Copy each line of the data below in which the word "Pelaksanaan" can be found.

= = = = = = =

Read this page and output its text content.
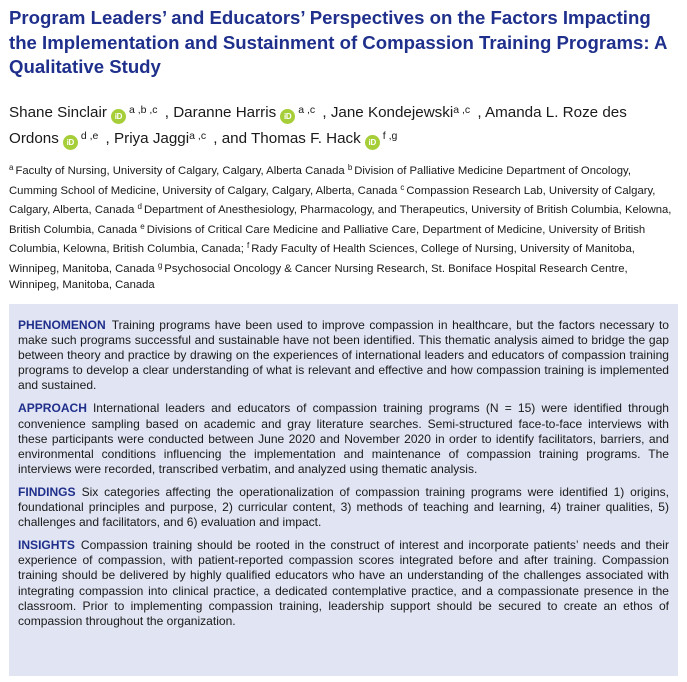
Program Leaders’ and Educators’ Perspectives on the Factors Impacting the Implementation and Sustainment of Compassion Training Programs: A Qualitative Study

Shane Sinclair iD$^{a ,b ,c}$ , Daranne Harris iD$^{a ,c}$ , Jane Kondejewski$^{a ,c}$ , Amanda L. Roze des Ordons iD$^{d ,e}$ , Priya Jaggi$^{a ,c}$ , and Thomas F. Hack iD$^{f ,g}$

$^a$ Faculty of Nursing, University of Calgary, Calgary, Alberta Canada $^b$ Division of Palliative Medicine Department of Oncology, Cumming School of Medicine, University of Calgary, Calgary, Alberta, Canada $^c$ Compassion Research Lab, University of Calgary, Calgary, Alberta, Canada $^d$ Department of Anesthesiology, Pharmacology, and Therapeutics, University of British Columbia, Kelowna, British Columbia, Canada $^e$ Divisions of Critical Care Medicine and Palliative Care, Department of Medicine, University of British Columbia, Kelowna, British Columbia, Canada; $^f$ Rady Faculty of Health Sciences, College of Nursing, University of Manitoba, Winnipeg, Manitoba, Canada $^g$ Psychosocial Oncology & Cancer Nursing Research, St. Boniface Hospital Research Centre, Winnipeg, Manitoba, Canada

PHENOMENON Training programs have been used to improve compassion in healthcare, but the factors necessary to make such programs successful and sustainable have not been identified. This thematic analysis aimed to bridge the gap between theory and practice by drawing on the experiences of international leaders and educators of compassion training programs to develop a clear understanding of what is relevant and effective and how compassion training is implemented and sustained.

APPROACH International leaders and educators of compassion training programs (N = 15) were identified through convenience sampling based on academic and gray literature searches. Semi-structured face-to-face interviews with these participants were conducted between June 2020 and November 2020 in order to identify facilitators, barriers, and environmental conditions influencing the implementation and maintenance of compassion training programs. The interviews were recorded, transcribed verbatim, and analyzed using thematic analysis.

FINDINGS Six categories affecting the operationalization of compassion training programs were identified 1) origins, foundational principles and purpose, 2) curricular content, 3) methods of teaching and learning, 4) trainer qualities, 5) challenges and facilitators, and 6) evaluation and impact.

INSIGHTS Compassion training should be rooted in the construct of interest and incorporate patients’ needs and their experience of compassion, with patient-reported compassion scores integrated before and after training. Compassion training should be delivered by highly qualified educators who have an understanding of the challenges associated with integrating compassion into clinical practice, a dedicated contemplative practice, and a compassionate presence in the classroom. Prior to implementing compassion training, leadership support should be secured to create an ethos of compassion throughout the organization.
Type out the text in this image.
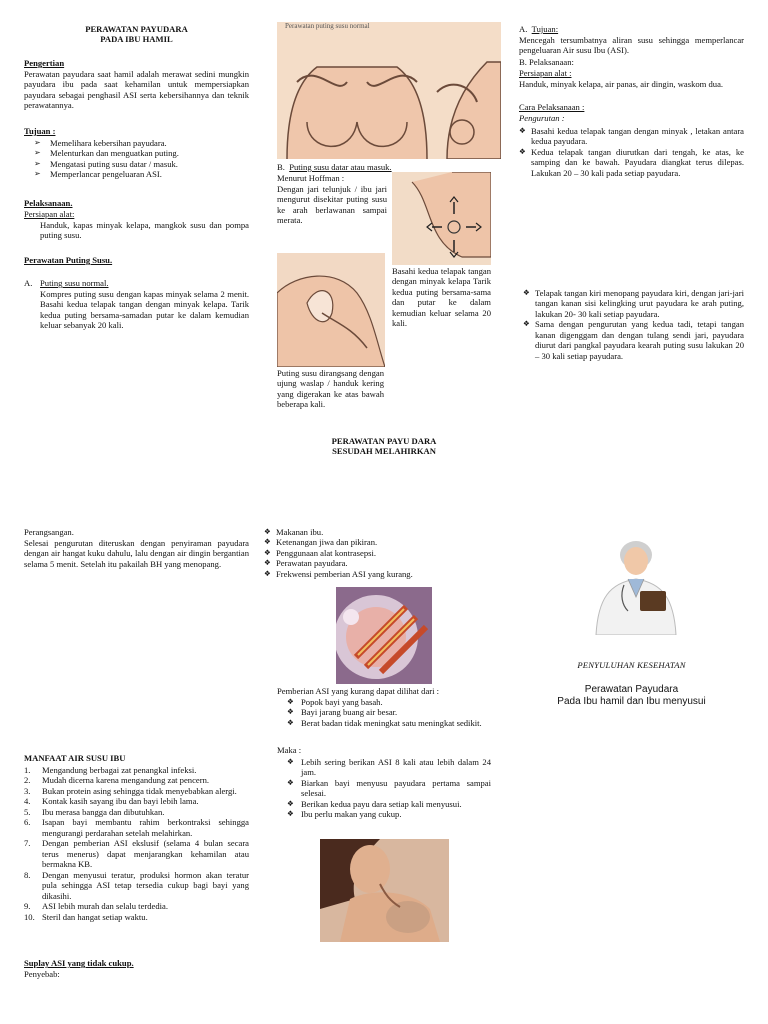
PERAWATAN PAYUDARA
PADA IBU HAMIL
Pengertian
Perawatan payudara saat hamil adalah merawat sedini mungkin payudara ibu pada saat kehamilan untuk mempersiapkan payudara sebagai penghasil ASI serta kebersihannya dan teknik perawatannya.
Tujuan :
➢ Memelihara kebersihan payudara.
➢ Melenturkan dan menguatkan puting.
➢ Mengatasi puting susu datar / masuk.
➢ Memperlancar pengeluaran ASI.
Pelaksanaan.
Persiapan alat:
Handuk, kapas minyak kelapa, mangkok susu dan pompa puting susu.
Perawatan Puting Susu.
A. Puting susu normal.
Kompres puting susu dengan kapas minyak selama 2 menit. Basahi kedua telapak tangan dengan minyak kelapa. Tarik kedua puting bersama-samadan putar ke dalam kemudian keluar sebanyak 20 kali.
Perangsangan.
Selesai pengurutan diteruskan dengan penyiraman payudara dengan air hangat kuku dahulu, lalu dengan air dingin bergantian selama 5 menit. Setelah itu pakailah BH yang menopang.
MANFAAT AIR SUSU IBU
1. Mengandung berbagai zat penangkal infeksi.
2. Mudah dicerna karena mengandung zat pencern.
3. Bukan protein asing sehingga tidak menyebabkan alergi.
4. Kontak kasih sayang ibu dan bayi lebih lama.
5. Ibu merasa bangga dan dibutuhkan.
6. Isapan bayi membantu rahim berkontraksi sehingga mengurangi perdarahan setelah melahirkan.
7. Dengan pemberian ASI ekslusif (selama 4 bulan secara terus menerus) dapat menjarangkan kehamilan atau bermakna KB.
8. Dengan menyusui teratur, produksi hormon akan teratur pula sehingga ASI tetap tersedia cukup bagi bayi yang dikasihi.
9. ASI lebih murah dan selalu terdedia.
10. Steril dan hangat setiap waktu.
Suplay ASI yang tidak cukup.
Penyebab:
Perawatan puting susu normal
B. Puting susu datar atau masuk.
Menurut Hoffman :
Dengan jari telunjuk / ibu jari mengurut disekitar puting susu ke arah berlawanan sampai merata.
Basahi kedua telapak tangan dengan minyak kelapa Tarik kedua puting bersama-sama dan putar ke dalam kemudian keluar selama 20 kali.
Puting susu dirangsang dengan ujung waslap / handuk kering yang digerakan ke atas bawah beberapa kali.
PERAWATAN PAYU DARA
SESUDAH MELAHIRKAN
❖ Makanan ibu.
❖ Ketenangan jiwa dan pikiran.
❖ Penggunaan alat kontrasepsi.
❖ Perawatan payudara.
❖ Frekwensi pemberian ASI yang kurang.
Pemberian ASI yang kurang dapat dilihat dari :
❖ Popok bayi yang basah.
❖ Bayi jarang buang air besar.
❖ Berat badan tidak meningkat satu meningkat sedikit.
Maka :
❖ Lebih sering berikan ASI 8 kali atau lebih dalam 24 jam.
❖ Biarkan bayi menyusu payudara pertama sampai selesai.
❖ Berikan kedua payu dara setiap kali menyusui.
❖ Ibu perlu makan yang cukup.
A. Tujuan:
Mencegah tersumbatnya aliran susu sehingga memperlancar pengeluaran Air susu Ibu (ASI).
B. Pelaksanaan:
Persiapan alat :
Handuk, minyak kelapa, air panas, air dingin, waskom dua.
Cara Pelaksanaan :
Pengurutan :
❖ Basahi kedua telapak tangan dengan minyak , letakan antara kedua payudara.
❖ Kedua telapak tangan diurutkan dari tengah, ke atas, ke samping dan ke bawah. Payudara diangkat terus dilepas. Lakukan 20 – 30 kali pada setiap payudara.
❖ Telapak tangan kiri menopang payudara kiri, dengan jari-jari tangan kanan sisi kelingking urut payudara ke arah puting, lakukan 20- 30 kali setiap payudara.
❖ Sama dengan pengurutan yang kedua tadi, tetapi tangan kanan digenggam dan dengan tulang sendi jari, payudara diurut dari pangkal payudara kearah puting susu lakukan 20 – 30 kali setiap payudara.
PENYULUHAN KESEHATAN
Perawatan Payudara
Pada Ibu hamil dan Ibu menyusui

= = = = = = =

Output for this exercise>
Pelaksanaan.
B. Pelaksanaan:
Cara Pelaksanaan :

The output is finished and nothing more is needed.